_Aim of the exercise_.
Copy word for word the stretch of the article on odor-detecting robots from "Two robots that" through "of the technology.".

Two robots that warn users of bad body odour have been unveiled in Japan. One has the appearance of a woman’s head and ranks the operator’s breath, declaring an “emergency” if it fell into the worst category, while the other looks like a dog and growls when it comes across stinking feet.
The machines use commercially available sensors, highlighting the development of the technology.
The robots have been developed by the Fukuoka-based company CrazyLabo and the Kitakyushu National College of Technology.
However, artificial olfaction sensors – or electronic noses became available commercially in the early 1990s when one of the first products was brought to the market by UK-based researchers.
Details of the latest machines were revealed by the Asahi Shimbun newspaper which reported that when a subject breathed into the humanoid robot, Kaori’s mouth, its responses ranged from “it smells like citrus” to “there’s an emergency taking place that’s beyond the limit of my patience.”

_Entries supplied_.
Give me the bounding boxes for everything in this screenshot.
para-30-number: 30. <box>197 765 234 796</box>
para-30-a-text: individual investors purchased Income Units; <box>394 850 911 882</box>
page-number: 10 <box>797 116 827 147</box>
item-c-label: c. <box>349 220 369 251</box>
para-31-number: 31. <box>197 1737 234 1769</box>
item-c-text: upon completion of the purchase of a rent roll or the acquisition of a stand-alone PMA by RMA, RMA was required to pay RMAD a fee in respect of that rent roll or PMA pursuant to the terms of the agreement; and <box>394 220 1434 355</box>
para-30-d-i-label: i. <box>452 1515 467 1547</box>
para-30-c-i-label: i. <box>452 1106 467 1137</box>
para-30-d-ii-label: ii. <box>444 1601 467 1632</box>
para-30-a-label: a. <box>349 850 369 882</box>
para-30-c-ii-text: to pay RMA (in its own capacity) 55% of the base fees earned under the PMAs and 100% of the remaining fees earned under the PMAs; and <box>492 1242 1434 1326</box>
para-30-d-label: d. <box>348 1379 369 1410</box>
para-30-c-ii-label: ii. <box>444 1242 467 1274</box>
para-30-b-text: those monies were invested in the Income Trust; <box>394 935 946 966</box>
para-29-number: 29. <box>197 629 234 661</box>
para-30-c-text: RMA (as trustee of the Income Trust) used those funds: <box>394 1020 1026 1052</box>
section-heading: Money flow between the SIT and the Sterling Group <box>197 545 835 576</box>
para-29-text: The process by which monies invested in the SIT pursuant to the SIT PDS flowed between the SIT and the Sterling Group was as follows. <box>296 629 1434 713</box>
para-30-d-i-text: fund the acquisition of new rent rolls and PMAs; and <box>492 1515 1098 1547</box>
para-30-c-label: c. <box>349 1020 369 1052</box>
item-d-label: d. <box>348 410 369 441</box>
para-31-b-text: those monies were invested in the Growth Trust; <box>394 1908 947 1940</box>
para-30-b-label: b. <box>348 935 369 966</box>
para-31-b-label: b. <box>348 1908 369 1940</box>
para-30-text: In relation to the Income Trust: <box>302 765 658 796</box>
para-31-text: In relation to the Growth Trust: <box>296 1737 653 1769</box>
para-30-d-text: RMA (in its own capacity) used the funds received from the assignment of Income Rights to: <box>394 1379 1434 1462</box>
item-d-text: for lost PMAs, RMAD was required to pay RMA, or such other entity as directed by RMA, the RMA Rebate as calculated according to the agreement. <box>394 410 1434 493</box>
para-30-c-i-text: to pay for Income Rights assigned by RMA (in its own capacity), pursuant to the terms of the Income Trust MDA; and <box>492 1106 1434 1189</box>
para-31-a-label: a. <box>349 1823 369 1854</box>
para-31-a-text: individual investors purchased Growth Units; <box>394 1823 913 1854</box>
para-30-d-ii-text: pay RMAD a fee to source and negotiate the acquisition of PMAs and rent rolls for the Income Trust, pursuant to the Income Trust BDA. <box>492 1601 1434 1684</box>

_Solution below_.
Two robots that warn users of bad body odour have been unveiled in Japan. One has the appearance of a woman’s head and ranks the operator’s breath, declaring an “emergency” if it fell into the worst category, while the other looks like a dog and growls when it comes across stinking feet.
The machines use commercially available sensors, highlighting the development of the technology.